## SUPPLIED TEXT
• • • • • • •

Countably additive finite signed measures form a Banach Space.

Question

I'm currently studying some topics in measure theory and I am not sure how to prove the following:

Let $X$ a set, $\mathcal A$ a $\sigma$-algebra on X. Consider the set: $$ca(\mathcal A) = \{\mu:\mathcal A \to \mathbb R|\; \mu \; \text{is a finite signed measure} \}$$

Note that $ca(\mathcal A)$ is a subspace of $l_\infty(\mathcal A)$. I want to prove the following:

1. $\|\mu\|\stackrel{def}{=} |\mu|(X)$ defines a norm on $ca(\mathcal A)$;
2. $(ca(\mathcal A), \| \cdot \|)$ is a Banach Space
3. The following inequality holds: $$\|\mu\|_\infty \leq \|\mu\| \leq 2\|\mu\|_\infty,$$ where $\|\mu\|_\infty\stackrel{def}{=} \sup\limits_{A\in \mathcal A} |\mu(A)|$

I was able to prove (1) using Hahn-Jordan decomposition and the inequality on (3) is straightforward. Although I could not prove (2).

What I tried:

If $(\mu_n)_{n\in \mathbb N}$ is Cauchy sequence on $ca(\mathcal A)$, it follows from (3) that $(\mu_n)$ is point-wise convergent to $\nu\stackrel{def}{=} \lim \mu_n$:

Given $\varepsilon >0$, there is $n_0 \geq 1$ such that: $$m>n \geq n_0 \implies \|(\mu_m - \mu_n)\|_\infty\leq \|\mu_m - \mu_n\| <\varepsilon.$$

Hence, for all $A\in \mathcal A$, $(\mu_n(A))$ is convergent and $\nu$ is well defined.

• • • • • • •

## THE PROBLEM
Continue the measure theory question about finite signed measures forming a Banach space, picking up right after its last sentence.

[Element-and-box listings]

• • • • • • •

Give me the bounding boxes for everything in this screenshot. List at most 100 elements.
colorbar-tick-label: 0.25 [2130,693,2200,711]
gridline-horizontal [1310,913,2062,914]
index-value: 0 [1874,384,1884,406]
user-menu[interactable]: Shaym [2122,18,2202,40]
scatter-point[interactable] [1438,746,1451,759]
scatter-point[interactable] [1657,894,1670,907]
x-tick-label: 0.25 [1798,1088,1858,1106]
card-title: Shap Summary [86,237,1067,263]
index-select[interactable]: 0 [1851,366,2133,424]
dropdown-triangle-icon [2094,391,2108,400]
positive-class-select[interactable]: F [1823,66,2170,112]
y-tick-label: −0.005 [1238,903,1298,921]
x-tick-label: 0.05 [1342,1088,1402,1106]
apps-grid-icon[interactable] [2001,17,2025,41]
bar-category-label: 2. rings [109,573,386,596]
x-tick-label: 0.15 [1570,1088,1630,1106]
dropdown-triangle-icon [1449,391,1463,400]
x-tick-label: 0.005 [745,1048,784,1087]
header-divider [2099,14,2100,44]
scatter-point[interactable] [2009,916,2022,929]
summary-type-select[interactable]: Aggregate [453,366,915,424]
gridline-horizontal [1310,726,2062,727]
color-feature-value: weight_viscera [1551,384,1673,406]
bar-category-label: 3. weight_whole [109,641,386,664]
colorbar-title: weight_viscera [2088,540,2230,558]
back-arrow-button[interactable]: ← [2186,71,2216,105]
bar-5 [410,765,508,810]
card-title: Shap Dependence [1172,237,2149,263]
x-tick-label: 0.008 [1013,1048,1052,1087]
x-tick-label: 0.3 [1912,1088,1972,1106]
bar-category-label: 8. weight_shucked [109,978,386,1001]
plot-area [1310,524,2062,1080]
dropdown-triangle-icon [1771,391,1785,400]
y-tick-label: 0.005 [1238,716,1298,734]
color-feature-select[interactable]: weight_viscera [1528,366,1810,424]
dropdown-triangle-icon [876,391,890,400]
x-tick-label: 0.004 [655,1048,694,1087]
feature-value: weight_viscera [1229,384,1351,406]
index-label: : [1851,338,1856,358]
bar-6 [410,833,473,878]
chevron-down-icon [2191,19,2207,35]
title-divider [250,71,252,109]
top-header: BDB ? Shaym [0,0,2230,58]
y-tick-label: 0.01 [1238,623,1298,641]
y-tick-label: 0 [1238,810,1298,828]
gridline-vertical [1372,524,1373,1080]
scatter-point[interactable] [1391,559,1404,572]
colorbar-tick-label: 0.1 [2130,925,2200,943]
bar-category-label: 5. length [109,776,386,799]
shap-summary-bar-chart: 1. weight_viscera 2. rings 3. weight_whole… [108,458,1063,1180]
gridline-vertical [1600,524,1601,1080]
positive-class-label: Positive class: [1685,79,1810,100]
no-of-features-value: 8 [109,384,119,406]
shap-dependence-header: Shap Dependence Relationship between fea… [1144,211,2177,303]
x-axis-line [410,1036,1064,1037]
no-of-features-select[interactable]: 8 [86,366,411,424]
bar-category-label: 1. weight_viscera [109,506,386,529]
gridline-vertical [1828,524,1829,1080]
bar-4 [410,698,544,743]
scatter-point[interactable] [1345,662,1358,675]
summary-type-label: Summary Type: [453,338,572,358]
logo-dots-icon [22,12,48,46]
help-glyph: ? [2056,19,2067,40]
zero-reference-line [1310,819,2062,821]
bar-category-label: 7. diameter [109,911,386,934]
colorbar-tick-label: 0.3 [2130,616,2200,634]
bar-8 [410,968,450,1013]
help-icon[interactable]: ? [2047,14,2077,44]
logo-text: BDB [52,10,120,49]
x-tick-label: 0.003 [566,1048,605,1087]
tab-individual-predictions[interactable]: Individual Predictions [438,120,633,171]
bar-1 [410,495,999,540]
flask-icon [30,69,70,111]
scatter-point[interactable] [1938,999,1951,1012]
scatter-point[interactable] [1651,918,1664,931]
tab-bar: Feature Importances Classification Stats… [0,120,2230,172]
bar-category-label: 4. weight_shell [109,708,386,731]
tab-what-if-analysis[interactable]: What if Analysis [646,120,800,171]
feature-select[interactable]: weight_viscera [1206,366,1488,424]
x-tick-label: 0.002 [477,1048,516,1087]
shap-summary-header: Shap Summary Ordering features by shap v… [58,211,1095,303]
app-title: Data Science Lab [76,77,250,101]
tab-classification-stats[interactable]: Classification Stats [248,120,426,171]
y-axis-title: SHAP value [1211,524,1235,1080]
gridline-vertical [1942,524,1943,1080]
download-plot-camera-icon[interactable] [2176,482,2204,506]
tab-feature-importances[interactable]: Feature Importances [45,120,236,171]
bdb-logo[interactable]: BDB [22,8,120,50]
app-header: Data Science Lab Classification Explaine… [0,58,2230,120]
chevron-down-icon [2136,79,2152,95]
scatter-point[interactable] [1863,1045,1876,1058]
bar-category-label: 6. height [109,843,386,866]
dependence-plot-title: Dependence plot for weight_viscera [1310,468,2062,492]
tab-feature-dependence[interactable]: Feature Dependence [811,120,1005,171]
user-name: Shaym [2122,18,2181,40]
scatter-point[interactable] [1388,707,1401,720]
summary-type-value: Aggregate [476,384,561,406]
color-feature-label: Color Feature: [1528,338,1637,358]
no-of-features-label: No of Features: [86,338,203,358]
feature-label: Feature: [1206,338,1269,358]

• • • • • • •

## ANSWER TO THE TASK
I am not sure how to prove that $\nu$ is a signed measure in $ca(\mathcal A)$:

1. $\nu(\emptyset)=\lim\mu_n(\emptyset) = 0$;
2. Since $(\mu_n(X))$ is convergent sequence on $\mathbb R$, it is bounded. So $\nu(X) = \lim \mu_n(X)$ is finite.

Why, given a family $(A_i)_{i \in \mathbb N}\subset \mathcal A$ of disjoint sets, we have: $$\nu (\bigcup_{i=1}^{\infty} A_i) = \sum_{i=1}^{\infty}\nu(A_i)$$

EDIT: I had an idea:

Given a family $(A_i)_{i \in \mathbb N}\subset \mathcal A$ of disjoint sets, define $B_i = \bigcup\limits_{j=1}^i A_j$. The family of $(B_i)$ is increasing, $\cup B_i = \cup A_i$, and:

\begin{align*} \nu(\bigcup_{i=1}^\infty A_i) &= \nu(\bigcup_{i=1}^\infty B_i) \\ &= \lim_{i} \nu(B_i)\\ &= \lim_{i} \lim_{n} \mu_n (\bigcup_{j=1}^i A_j)\\ &= \lim_{i} \lim_{n} \sum_{j=1}^i \mu_n(A_j)\\ &= \lim_{i} \sum_{j=1}^i \lim_{n} \mu_n(A_j) \\ &= \sum_{i=1}^\infty \nu(A_i). \end{align*}

Can anyone check if this is correct?

EDIT2: I forgot to check the convergence $\mu_n \stackrel{\|\cdot\|}{\to}\nu$ and I struggling with it.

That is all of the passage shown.